BRIEF:
Take every line where the string "євро" appears and copy it.

• • •

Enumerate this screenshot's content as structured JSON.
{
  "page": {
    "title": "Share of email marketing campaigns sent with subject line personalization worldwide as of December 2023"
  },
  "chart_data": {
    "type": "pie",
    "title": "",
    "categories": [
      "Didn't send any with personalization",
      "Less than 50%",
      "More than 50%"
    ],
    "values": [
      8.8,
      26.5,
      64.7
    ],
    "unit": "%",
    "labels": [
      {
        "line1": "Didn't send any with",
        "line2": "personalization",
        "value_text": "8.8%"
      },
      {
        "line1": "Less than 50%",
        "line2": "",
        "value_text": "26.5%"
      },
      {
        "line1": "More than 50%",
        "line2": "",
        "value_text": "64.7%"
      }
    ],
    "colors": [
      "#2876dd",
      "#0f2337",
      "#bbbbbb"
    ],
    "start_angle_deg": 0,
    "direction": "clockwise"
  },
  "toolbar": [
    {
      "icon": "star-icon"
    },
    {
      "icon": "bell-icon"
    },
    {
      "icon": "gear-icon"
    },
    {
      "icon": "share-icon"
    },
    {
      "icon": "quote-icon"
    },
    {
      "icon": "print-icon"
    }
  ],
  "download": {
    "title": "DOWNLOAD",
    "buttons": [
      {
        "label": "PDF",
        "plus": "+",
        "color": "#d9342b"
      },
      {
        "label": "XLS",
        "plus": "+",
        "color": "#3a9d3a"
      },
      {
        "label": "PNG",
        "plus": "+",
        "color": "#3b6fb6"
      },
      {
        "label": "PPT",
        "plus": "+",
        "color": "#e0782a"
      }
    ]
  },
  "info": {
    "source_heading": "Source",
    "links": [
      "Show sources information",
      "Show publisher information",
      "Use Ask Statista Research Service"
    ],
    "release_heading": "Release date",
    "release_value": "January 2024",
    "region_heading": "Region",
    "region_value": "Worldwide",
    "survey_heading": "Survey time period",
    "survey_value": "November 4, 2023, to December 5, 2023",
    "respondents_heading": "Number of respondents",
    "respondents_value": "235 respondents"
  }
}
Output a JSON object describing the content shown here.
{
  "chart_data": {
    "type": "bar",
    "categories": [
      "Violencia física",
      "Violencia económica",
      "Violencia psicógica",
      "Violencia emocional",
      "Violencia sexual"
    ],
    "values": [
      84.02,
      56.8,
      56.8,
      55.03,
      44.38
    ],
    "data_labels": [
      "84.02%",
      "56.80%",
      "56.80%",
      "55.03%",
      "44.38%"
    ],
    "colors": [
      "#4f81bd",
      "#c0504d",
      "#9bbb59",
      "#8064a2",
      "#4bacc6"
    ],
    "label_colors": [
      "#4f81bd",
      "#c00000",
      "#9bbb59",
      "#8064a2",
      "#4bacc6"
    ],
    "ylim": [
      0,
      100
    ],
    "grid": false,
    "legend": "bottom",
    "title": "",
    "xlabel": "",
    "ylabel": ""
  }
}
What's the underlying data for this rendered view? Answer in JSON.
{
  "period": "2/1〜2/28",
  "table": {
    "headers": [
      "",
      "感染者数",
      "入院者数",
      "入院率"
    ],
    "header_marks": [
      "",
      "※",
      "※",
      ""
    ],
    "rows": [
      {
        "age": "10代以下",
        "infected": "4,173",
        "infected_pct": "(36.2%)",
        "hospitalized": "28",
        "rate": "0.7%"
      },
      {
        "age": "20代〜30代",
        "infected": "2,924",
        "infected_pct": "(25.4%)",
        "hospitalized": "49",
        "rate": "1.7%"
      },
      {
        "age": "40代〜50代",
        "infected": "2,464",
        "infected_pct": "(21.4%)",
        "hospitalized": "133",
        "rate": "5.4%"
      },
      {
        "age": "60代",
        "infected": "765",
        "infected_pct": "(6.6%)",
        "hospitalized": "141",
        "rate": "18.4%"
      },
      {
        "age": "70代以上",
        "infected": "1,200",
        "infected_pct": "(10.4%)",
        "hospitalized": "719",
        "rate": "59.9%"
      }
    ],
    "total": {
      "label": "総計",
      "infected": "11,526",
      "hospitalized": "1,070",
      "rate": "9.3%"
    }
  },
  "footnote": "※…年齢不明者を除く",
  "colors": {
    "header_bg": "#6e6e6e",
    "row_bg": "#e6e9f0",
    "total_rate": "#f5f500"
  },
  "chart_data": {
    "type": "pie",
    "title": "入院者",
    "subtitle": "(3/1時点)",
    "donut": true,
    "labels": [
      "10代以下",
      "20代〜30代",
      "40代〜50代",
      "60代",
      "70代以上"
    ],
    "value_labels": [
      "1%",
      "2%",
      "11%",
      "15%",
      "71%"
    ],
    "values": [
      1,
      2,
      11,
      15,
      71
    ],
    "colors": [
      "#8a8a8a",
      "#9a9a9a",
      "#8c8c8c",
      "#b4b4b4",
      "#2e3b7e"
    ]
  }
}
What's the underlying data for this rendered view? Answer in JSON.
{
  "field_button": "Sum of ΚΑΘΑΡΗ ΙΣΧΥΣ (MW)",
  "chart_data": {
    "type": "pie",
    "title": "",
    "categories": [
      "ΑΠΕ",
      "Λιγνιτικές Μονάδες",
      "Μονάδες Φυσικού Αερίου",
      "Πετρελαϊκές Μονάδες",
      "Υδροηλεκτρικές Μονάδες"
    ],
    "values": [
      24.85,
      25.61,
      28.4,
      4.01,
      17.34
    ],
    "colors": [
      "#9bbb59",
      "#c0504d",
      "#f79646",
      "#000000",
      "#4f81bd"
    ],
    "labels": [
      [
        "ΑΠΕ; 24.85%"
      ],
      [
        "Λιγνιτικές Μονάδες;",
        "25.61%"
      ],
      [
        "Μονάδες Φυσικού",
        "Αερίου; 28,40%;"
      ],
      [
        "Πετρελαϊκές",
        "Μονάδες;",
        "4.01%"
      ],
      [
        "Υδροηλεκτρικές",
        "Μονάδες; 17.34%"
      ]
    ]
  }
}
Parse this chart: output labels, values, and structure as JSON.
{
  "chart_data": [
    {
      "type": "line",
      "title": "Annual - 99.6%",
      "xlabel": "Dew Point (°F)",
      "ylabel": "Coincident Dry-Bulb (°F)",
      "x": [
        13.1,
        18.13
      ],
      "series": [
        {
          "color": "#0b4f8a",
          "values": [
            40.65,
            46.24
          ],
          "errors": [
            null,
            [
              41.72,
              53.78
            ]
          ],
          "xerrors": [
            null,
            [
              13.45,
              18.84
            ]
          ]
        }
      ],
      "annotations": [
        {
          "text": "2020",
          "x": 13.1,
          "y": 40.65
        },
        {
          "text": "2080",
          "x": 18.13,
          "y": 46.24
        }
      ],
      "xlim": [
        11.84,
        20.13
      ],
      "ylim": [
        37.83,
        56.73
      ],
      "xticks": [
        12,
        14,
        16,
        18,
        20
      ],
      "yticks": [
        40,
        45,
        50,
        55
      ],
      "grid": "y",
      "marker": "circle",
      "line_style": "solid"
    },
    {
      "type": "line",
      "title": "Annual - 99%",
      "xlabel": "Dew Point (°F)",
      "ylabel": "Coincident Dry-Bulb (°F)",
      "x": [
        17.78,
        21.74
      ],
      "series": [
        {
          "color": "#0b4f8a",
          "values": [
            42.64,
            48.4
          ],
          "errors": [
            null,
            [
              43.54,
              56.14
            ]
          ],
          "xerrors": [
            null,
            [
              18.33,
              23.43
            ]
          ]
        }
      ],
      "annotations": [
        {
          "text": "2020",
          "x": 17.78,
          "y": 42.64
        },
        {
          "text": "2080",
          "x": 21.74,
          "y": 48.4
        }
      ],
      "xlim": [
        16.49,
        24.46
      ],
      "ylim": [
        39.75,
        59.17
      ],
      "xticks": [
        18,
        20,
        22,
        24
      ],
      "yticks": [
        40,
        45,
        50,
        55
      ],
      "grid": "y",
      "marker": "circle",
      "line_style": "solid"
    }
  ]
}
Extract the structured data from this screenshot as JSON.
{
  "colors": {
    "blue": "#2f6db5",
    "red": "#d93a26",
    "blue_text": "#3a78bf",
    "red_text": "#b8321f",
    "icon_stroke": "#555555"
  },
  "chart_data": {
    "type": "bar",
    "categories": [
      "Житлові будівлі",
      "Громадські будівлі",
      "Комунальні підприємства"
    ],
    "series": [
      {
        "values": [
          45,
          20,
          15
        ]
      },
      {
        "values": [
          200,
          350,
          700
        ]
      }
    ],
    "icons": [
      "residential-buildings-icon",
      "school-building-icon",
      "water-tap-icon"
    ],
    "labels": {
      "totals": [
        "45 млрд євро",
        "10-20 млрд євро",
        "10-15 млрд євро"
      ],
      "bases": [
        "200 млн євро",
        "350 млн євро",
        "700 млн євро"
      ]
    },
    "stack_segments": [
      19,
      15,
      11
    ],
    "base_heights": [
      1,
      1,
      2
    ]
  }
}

• • •

THE COMPLETED TASK:
        "45 млрд євро",
        "10-20 млрд євро",
        "10-15 млрд євро"
        "200 млн євро",
        "350 млн євро",
        "700 млн євро"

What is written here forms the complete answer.